----- RECORDS TO PROCESS -----

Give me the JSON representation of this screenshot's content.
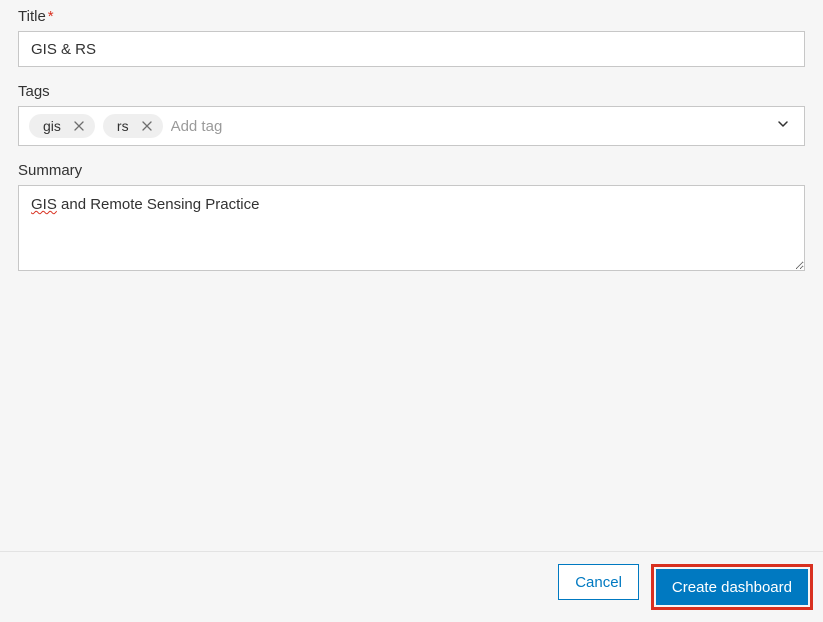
{
  "form": {
    "title": {
      "label": "Title",
      "required_marker": "*",
      "value": "GIS & RS"
    },
    "tags": {
      "label": "Tags",
      "items": [
        {
          "text": "gis"
        },
        {
          "text": "rs"
        }
      ],
      "placeholder": "Add tag"
    },
    "summary": {
      "label": "Summary",
      "value_spellcheck_part": "GIS",
      "value_rest": " and Remote Sensing Practice"
    }
  },
  "footer": {
    "cancel": "Cancel",
    "create": "Create dashboard"
  }
}
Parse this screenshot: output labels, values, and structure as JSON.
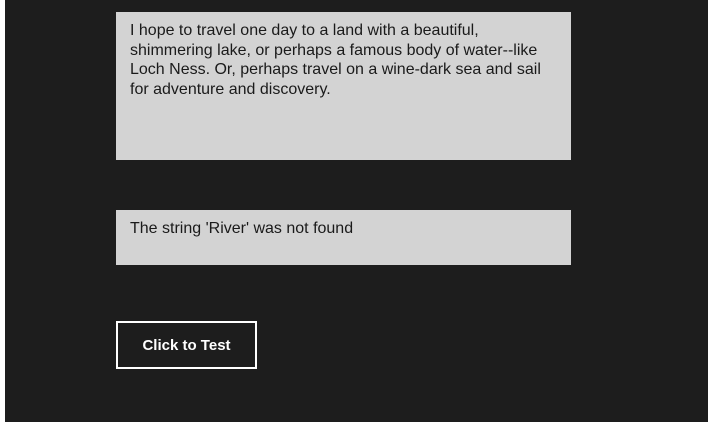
{
  "colors": {
    "app_background": "#1d1d1d",
    "textbox_background": "#d3d3d3",
    "button_border": "#ffffff",
    "button_text": "#ffffff"
  },
  "source_text": {
    "value": "I hope to travel one day to a land with a beautiful, shimmering lake, or perhaps a famous body of water--like Loch Ness. Or, perhaps travel on a wine-dark sea and sail for adventure and discovery."
  },
  "result_text": {
    "value": "The string 'River' was not found"
  },
  "test_button": {
    "label": "Click to Test"
  }
}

-----

◆ SHORT PROBLEM:
Working from the lines above, reproduce the material exactly and exclude its pictures.

◆ COMPLETED TASK:
Give me the JSON representation of this screenshot's content.
{
  "form": {
    "title": {
      "label": "Title",
      "required_marker": "*",
      "value": "GIS & RS"
    },
    "tags": {
      "label": "Tags",
      "items": [
        {
          "text": "gis"
        },
        {
          "text": "rs"
        }
      ],
      "placeholder": "Add tag"
    },
    "summary": {
      "label": "Summary",
      "value_spellcheck_part": "GIS",
      "value_rest": " and Remote Sensing Practice"
    }
  },
  "footer": {
    "cancel": "Cancel",
    "create": "Create dashboard"
  }
}
Parse this screenshot: output labels, values, and structure as JSON.
{
  "colors": {
    "app_background": "#1d1d1d",
    "textbox_background": "#d3d3d3",
    "button_border": "#ffffff",
    "button_text": "#ffffff"
  },
  "source_text": {
    "value": "I hope to travel one day to a land with a beautiful, shimmering lake, or perhaps a famous body of water--like Loch Ness. Or, perhaps travel on a wine-dark sea and sail for adventure and discovery."
  },
  "result_text": {
    "value": "The string 'River' was not found"
  },
  "test_button": {
    "label": "Click to Test"
  }
}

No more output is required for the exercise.